* Collection entries *
----

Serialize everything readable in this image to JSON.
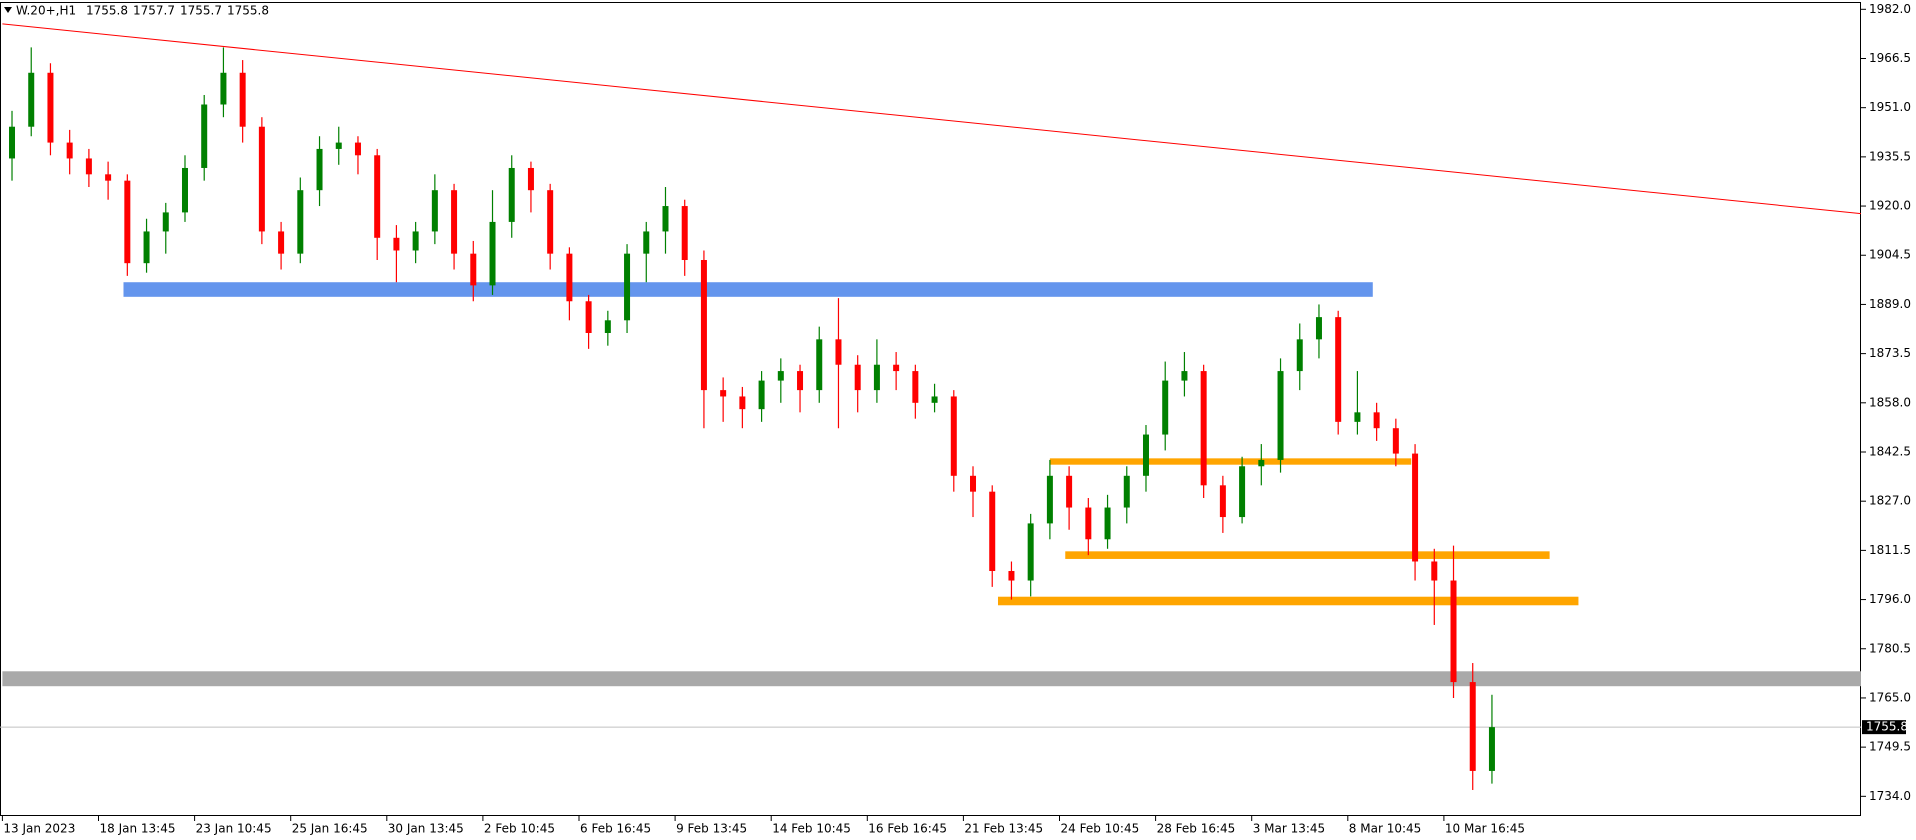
{
  "chart_data": {
    "type": "candlestick",
    "symbol": "W.20+,H1",
    "header_ohlc": [
      1755.8,
      1757.7,
      1755.7,
      1755.8
    ],
    "categories": [
      "13 Jan 2023",
      null,
      null,
      null,
      null,
      "18 Jan 13:45",
      null,
      null,
      null,
      null,
      "23 Jan 10:45",
      null,
      null,
      null,
      null,
      "25 Jan 16:45",
      null,
      null,
      null,
      null,
      "30 Jan 13:45",
      null,
      null,
      null,
      null,
      "2 Feb 10:45",
      null,
      null,
      null,
      null,
      "6 Feb 16:45",
      null,
      null,
      null,
      null,
      "9 Feb 13:45",
      null,
      null,
      null,
      null,
      "14 Feb 10:45",
      null,
      null,
      null,
      null,
      "16 Feb 16:45",
      null,
      null,
      null,
      null,
      "21 Feb 13:45",
      null,
      null,
      null,
      null,
      "24 Feb 10:45",
      null,
      null,
      null,
      null,
      "28 Feb 16:45",
      null,
      null,
      null,
      null,
      "3 Mar 13:45",
      null,
      null,
      null,
      null,
      "8 Mar 10:45",
      null,
      null,
      null,
      null,
      "10 Mar 16:45",
      null,
      null
    ],
    "open": [
      1935,
      1945,
      1962,
      1940,
      1935,
      1930,
      1928,
      1902,
      1912,
      1918,
      1932,
      1952,
      1962,
      1945,
      1912,
      1905,
      1925,
      1938,
      1940,
      1936,
      1910,
      1906,
      1912,
      1925,
      1905,
      1895,
      1915,
      1932,
      1925,
      1905,
      1890,
      1880,
      1884,
      1905,
      1912,
      1920,
      1903,
      1862,
      1860,
      1856,
      1865,
      1868,
      1862,
      1878,
      1870,
      1862,
      1870,
      1868,
      1858,
      1860,
      1835,
      1830,
      1805,
      1802,
      1820,
      1835,
      1825,
      1815,
      1825,
      1835,
      1848,
      1865,
      1868,
      1832,
      1822,
      1838,
      1840,
      1868,
      1878,
      1885,
      1852,
      1855,
      1850,
      1842,
      1808,
      1802,
      1770,
      1742
    ],
    "high": [
      1950,
      1970,
      1965,
      1944,
      1938,
      1934,
      1930,
      1916,
      1921,
      1936,
      1955,
      1970,
      1966,
      1948,
      1915,
      1929,
      1942,
      1945,
      1942,
      1938,
      1914,
      1915,
      1930,
      1927,
      1909,
      1925,
      1936,
      1934,
      1927,
      1907,
      1892,
      1887,
      1908,
      1915,
      1926,
      1922,
      1906,
      1866,
      1863,
      1868,
      1872,
      1870,
      1882,
      1891,
      1873,
      1878,
      1874,
      1870,
      1864,
      1862,
      1838,
      1832,
      1808,
      1823,
      1840,
      1838,
      1828,
      1829,
      1838,
      1851,
      1871,
      1874,
      1870,
      1835,
      1841,
      1845,
      1872,
      1883,
      1889,
      1887,
      1868,
      1858,
      1853,
      1845,
      1812,
      1813,
      1776,
      1766
    ],
    "low": [
      1928,
      1942,
      1936,
      1930,
      1926,
      1922,
      1898,
      1899,
      1905,
      1915,
      1928,
      1948,
      1940,
      1908,
      1900,
      1902,
      1920,
      1933,
      1930,
      1903,
      1896,
      1902,
      1908,
      1900,
      1890,
      1892,
      1910,
      1918,
      1900,
      1884,
      1875,
      1876,
      1880,
      1896,
      1905,
      1898,
      1850,
      1852,
      1850,
      1852,
      1858,
      1855,
      1858,
      1850,
      1855,
      1858,
      1862,
      1853,
      1855,
      1830,
      1822,
      1800,
      1796,
      1797,
      1815,
      1818,
      1810,
      1812,
      1820,
      1830,
      1843,
      1860,
      1828,
      1817,
      1820,
      1832,
      1836,
      1862,
      1872,
      1848,
      1848,
      1846,
      1838,
      1802,
      1788,
      1765,
      1736,
      1738
    ],
    "close": [
      1945,
      1962,
      1940,
      1935,
      1930,
      1928,
      1902,
      1912,
      1918,
      1932,
      1952,
      1962,
      1945,
      1912,
      1905,
      1925,
      1938,
      1940,
      1936,
      1910,
      1906,
      1912,
      1925,
      1905,
      1895,
      1915,
      1932,
      1925,
      1905,
      1890,
      1880,
      1884,
      1905,
      1912,
      1920,
      1903,
      1862,
      1860,
      1856,
      1865,
      1868,
      1862,
      1878,
      1870,
      1862,
      1870,
      1868,
      1858,
      1860,
      1835,
      1830,
      1805,
      1802,
      1820,
      1835,
      1825,
      1815,
      1825,
      1835,
      1848,
      1865,
      1868,
      1832,
      1822,
      1838,
      1840,
      1868,
      1878,
      1885,
      1852,
      1855,
      1850,
      1842,
      1808,
      1802,
      1770,
      1742,
      1755.8
    ],
    "up_color": "#008000",
    "down_color": "#ff0000",
    "ylim": [
      1727.8,
      1984.3
    ],
    "yticks": [
      {
        "value": 1982,
        "label": "1982.0"
      },
      1966.5,
      {
        "value": 1951,
        "label": "1951.0"
      },
      1935.5,
      {
        "value": 1920,
        "label": "1920.0"
      },
      1904.5,
      {
        "value": 1889,
        "label": "1889.0"
      },
      1873.5,
      {
        "value": 1858,
        "label": "1858.0"
      },
      1842.5,
      {
        "value": 1827,
        "label": "1827.0"
      },
      1811.5,
      {
        "value": 1796,
        "label": "1796.0"
      },
      1780.5,
      {
        "value": 1765,
        "label": "1765.0"
      },
      1749.5,
      {
        "value": 1734,
        "label": "1734.0"
      }
    ],
    "trendline": {
      "color": "#ff0000",
      "x": [
        0,
        96.7
      ],
      "y": [
        1977.4,
        1917.6
      ]
    },
    "zones": [
      {
        "color": "#6495ed",
        "x": [
          6.3,
          71.3
        ],
        "y": [
          1891.4,
          1896.0
        ]
      },
      {
        "color": "#ffa500",
        "x": [
          54.5,
          73.3
        ],
        "y": [
          1838.5,
          1840.5
        ]
      },
      {
        "color": "#ffa500",
        "x": [
          55.3,
          80.5
        ],
        "y": [
          1808.8,
          1811.2
        ]
      },
      {
        "color": "#ffa500",
        "x": [
          51.8,
          82.0
        ],
        "y": [
          1794.2,
          1796.9
        ]
      },
      {
        "color": "#a9a9a9",
        "x": [
          0,
          96.7
        ],
        "y": [
          1768.7,
          1773.4
        ]
      }
    ],
    "price_line_color": "#c0c0c0"
  }
}
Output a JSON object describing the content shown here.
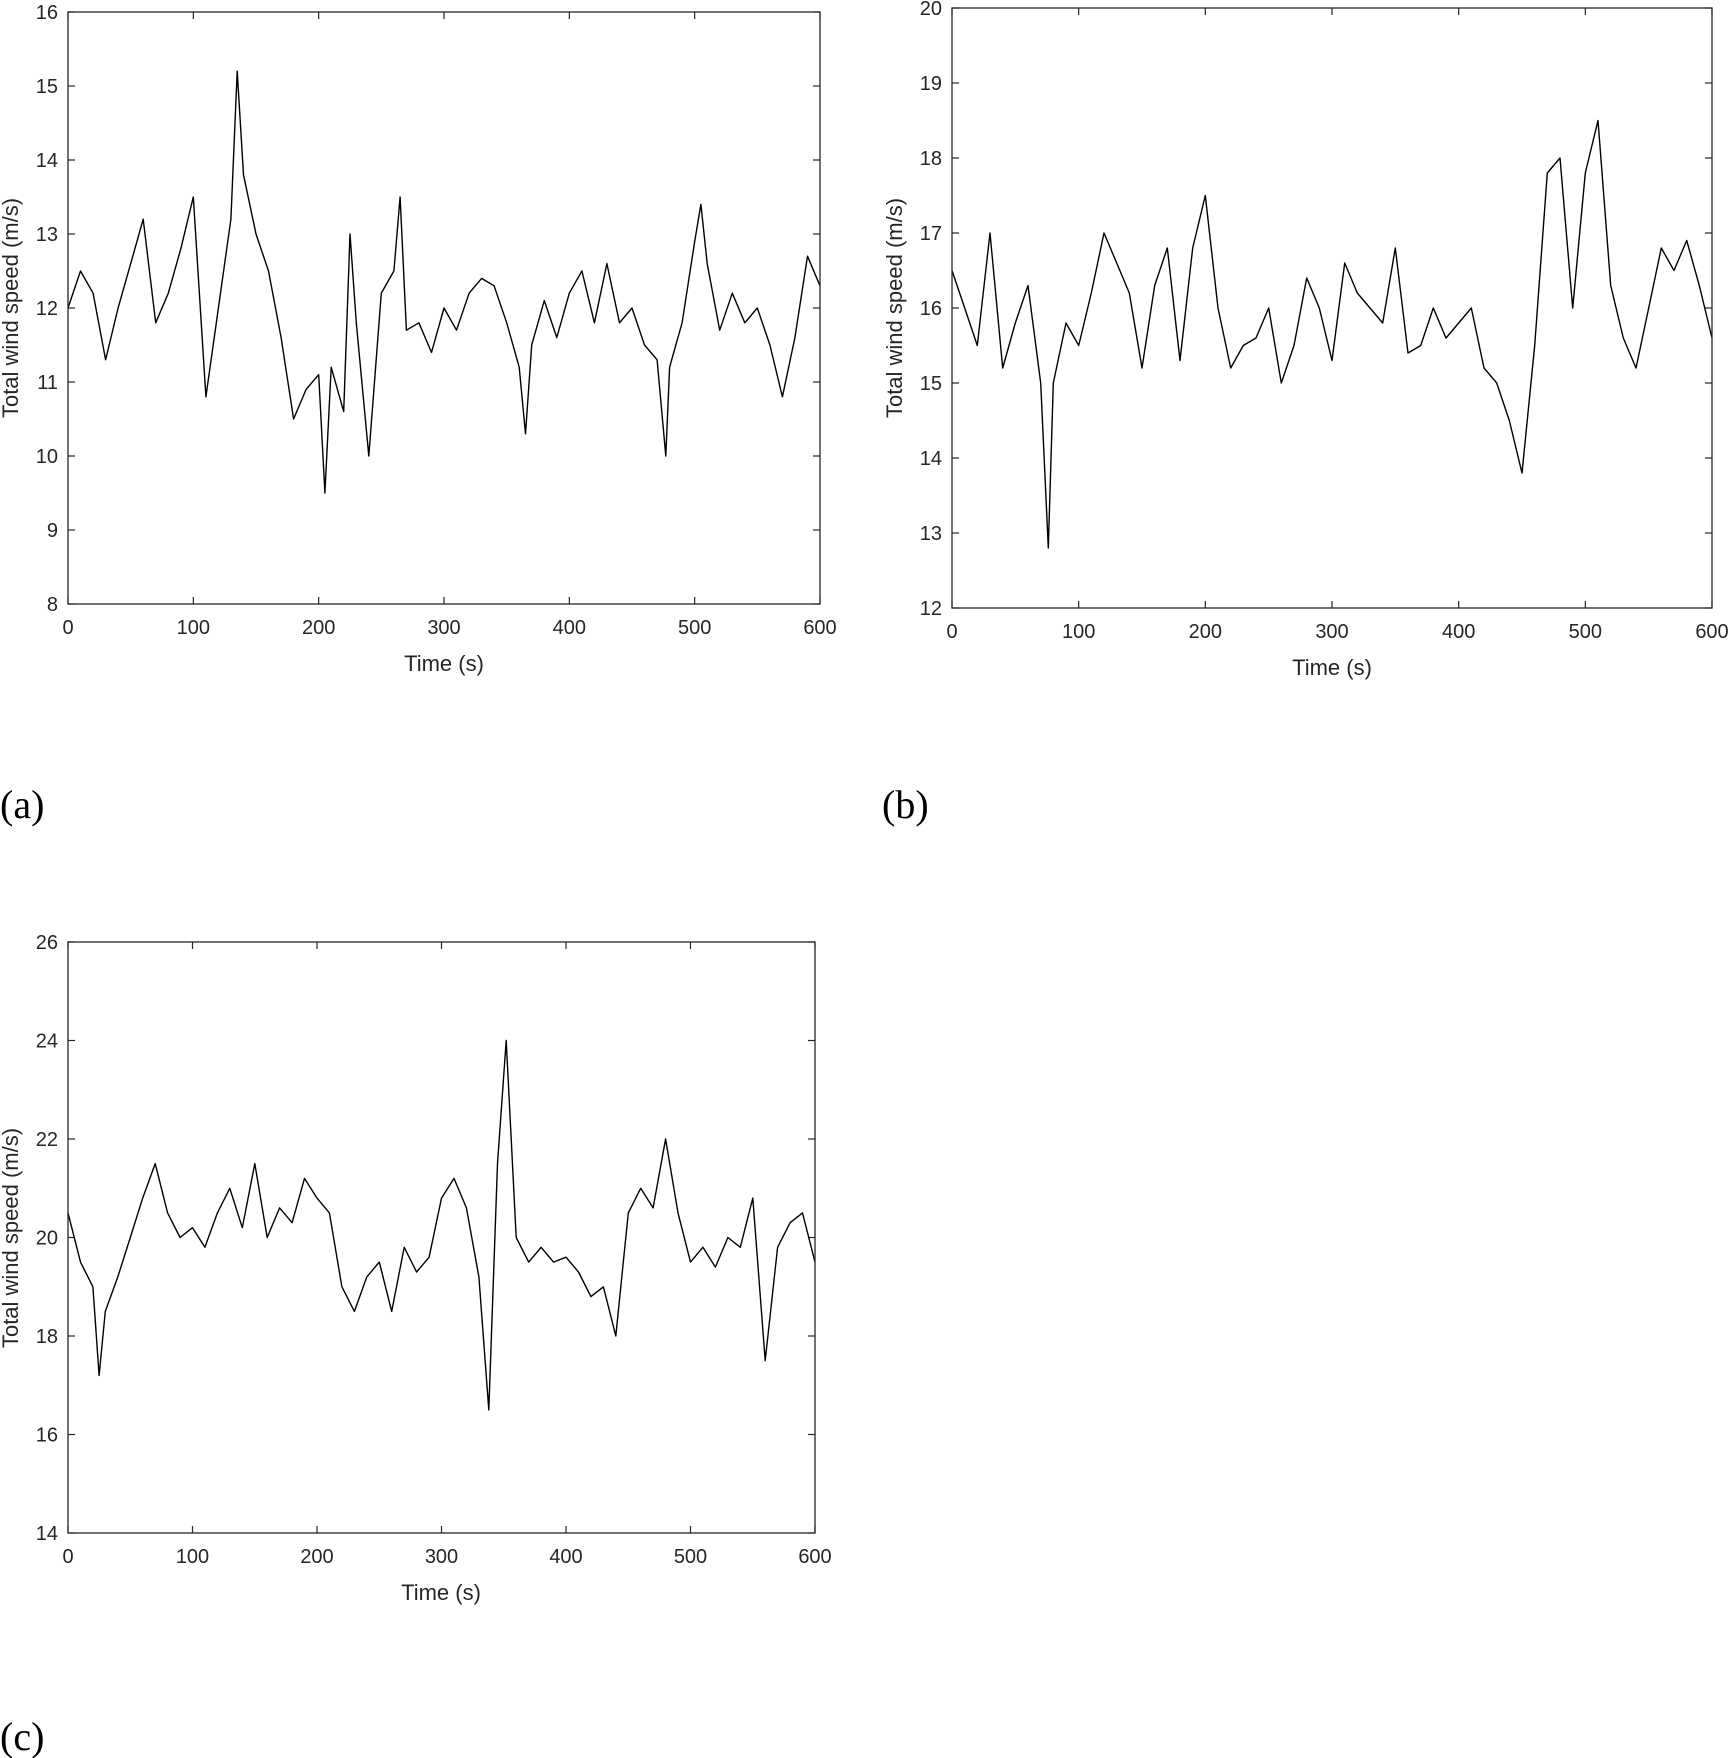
{
  "figure": {
    "panel_labels": [
      "(a)",
      "(b)",
      "(c)"
    ],
    "line_color": "#000000"
  },
  "chart_data": [
    {
      "type": "line",
      "panel": "(a)",
      "xlabel": "Time (s)",
      "ylabel": "Total wind speed (m/s)",
      "xlim": [
        0,
        600
      ],
      "ylim": [
        8,
        16
      ],
      "xticks": [
        0,
        100,
        200,
        300,
        400,
        500,
        600
      ],
      "yticks": [
        8,
        9,
        10,
        11,
        12,
        13,
        14,
        15,
        16
      ],
      "grid": false,
      "series": [
        {
          "x": [
            0,
            10,
            20,
            30,
            40,
            50,
            60,
            70,
            80,
            90,
            100,
            110,
            120,
            130,
            135,
            140,
            150,
            160,
            170,
            180,
            190,
            200,
            205,
            210,
            220,
            225,
            230,
            240,
            250,
            260,
            265,
            270,
            280,
            290,
            300,
            310,
            320,
            330,
            340,
            350,
            360,
            365,
            370,
            380,
            390,
            400,
            410,
            420,
            430,
            440,
            450,
            460,
            470,
            477,
            480,
            490,
            500,
            505,
            510,
            520,
            530,
            540,
            550,
            560,
            570,
            580,
            590,
            600
          ],
          "y": [
            12.0,
            12.5,
            12.2,
            11.3,
            12.0,
            12.6,
            13.2,
            11.8,
            12.2,
            12.8,
            13.5,
            10.8,
            12.0,
            13.2,
            15.2,
            13.8,
            13.0,
            12.5,
            11.6,
            10.5,
            10.9,
            11.1,
            9.5,
            11.2,
            10.6,
            13.0,
            11.8,
            10.0,
            12.2,
            12.5,
            13.5,
            11.7,
            11.8,
            11.4,
            12.0,
            11.7,
            12.2,
            12.4,
            12.3,
            11.8,
            11.2,
            10.3,
            11.5,
            12.1,
            11.6,
            12.2,
            12.5,
            11.8,
            12.6,
            11.8,
            12.0,
            11.5,
            11.3,
            10.0,
            11.2,
            11.8,
            12.9,
            13.4,
            12.6,
            11.7,
            12.2,
            11.8,
            12.0,
            11.5,
            10.8,
            11.6,
            12.7,
            12.3
          ]
        }
      ]
    },
    {
      "type": "line",
      "panel": "(b)",
      "xlabel": "Time (s)",
      "ylabel": "Total wind speed (m/s)",
      "xlim": [
        0,
        600
      ],
      "ylim": [
        12,
        20
      ],
      "xticks": [
        0,
        100,
        200,
        300,
        400,
        500,
        600
      ],
      "yticks": [
        12,
        13,
        14,
        15,
        16,
        17,
        18,
        19,
        20
      ],
      "grid": false,
      "series": [
        {
          "x": [
            0,
            10,
            20,
            30,
            40,
            50,
            60,
            70,
            76,
            80,
            90,
            100,
            110,
            120,
            130,
            140,
            150,
            160,
            170,
            180,
            190,
            200,
            210,
            220,
            230,
            240,
            250,
            260,
            270,
            280,
            290,
            300,
            310,
            320,
            330,
            340,
            350,
            360,
            370,
            380,
            390,
            400,
            410,
            420,
            430,
            440,
            450,
            460,
            470,
            480,
            490,
            500,
            510,
            520,
            530,
            540,
            550,
            560,
            570,
            580,
            590,
            600
          ],
          "y": [
            16.5,
            16.0,
            15.5,
            17.0,
            15.2,
            15.8,
            16.3,
            15.0,
            12.8,
            15.0,
            15.8,
            15.5,
            16.2,
            17.0,
            16.6,
            16.2,
            15.2,
            16.3,
            16.8,
            15.3,
            16.8,
            17.5,
            16.0,
            15.2,
            15.5,
            15.6,
            16.0,
            15.0,
            15.5,
            16.4,
            16.0,
            15.3,
            16.6,
            16.2,
            16.0,
            15.8,
            16.8,
            15.4,
            15.5,
            16.0,
            15.6,
            15.8,
            16.0,
            15.2,
            15.0,
            14.5,
            13.8,
            15.5,
            17.8,
            18.0,
            16.0,
            17.8,
            18.5,
            16.3,
            15.6,
            15.2,
            16.0,
            16.8,
            16.5,
            16.9,
            16.3,
            15.6
          ]
        }
      ]
    },
    {
      "type": "line",
      "panel": "(c)",
      "xlabel": "Time (s)",
      "ylabel": "Total wind speed (m/s)",
      "xlim": [
        0,
        600
      ],
      "ylim": [
        14,
        26
      ],
      "xticks": [
        0,
        100,
        200,
        300,
        400,
        500,
        600
      ],
      "yticks": [
        14,
        16,
        18,
        20,
        22,
        24,
        26
      ],
      "grid": false,
      "series": [
        {
          "x": [
            0,
            10,
            20,
            25,
            30,
            40,
            50,
            60,
            70,
            80,
            90,
            100,
            110,
            120,
            130,
            140,
            150,
            160,
            170,
            180,
            190,
            200,
            210,
            220,
            230,
            240,
            250,
            260,
            270,
            280,
            290,
            300,
            310,
            320,
            330,
            338,
            345,
            352,
            360,
            370,
            380,
            390,
            400,
            410,
            420,
            430,
            440,
            450,
            460,
            470,
            480,
            490,
            500,
            510,
            520,
            530,
            540,
            550,
            560,
            570,
            580,
            590,
            600
          ],
          "y": [
            20.5,
            19.5,
            19.0,
            17.2,
            18.5,
            19.2,
            20.0,
            20.8,
            21.5,
            20.5,
            20.0,
            20.2,
            19.8,
            20.5,
            21.0,
            20.2,
            21.5,
            20.0,
            20.6,
            20.3,
            21.2,
            20.8,
            20.5,
            19.0,
            18.5,
            19.2,
            19.5,
            18.5,
            19.8,
            19.3,
            19.6,
            20.8,
            21.2,
            20.6,
            19.2,
            16.5,
            21.5,
            24.0,
            20.0,
            19.5,
            19.8,
            19.5,
            19.6,
            19.3,
            18.8,
            19.0,
            18.0,
            20.5,
            21.0,
            20.6,
            22.0,
            20.5,
            19.5,
            19.8,
            19.4,
            20.0,
            19.8,
            20.8,
            17.5,
            19.8,
            20.3,
            20.5,
            19.5
          ]
        }
      ]
    }
  ]
}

----

* REQUIREMENTS *
Find all the lines containing "value" in the material, then copy them.

* THE RESPONSE *
        "value": 1982,
        "value": 1951,
        "value": 1920,
        "value": 1889,
        "value": 1858,
        "value": 1827,
        "value": 1796,
        "value": 1765,
        "value": 1734,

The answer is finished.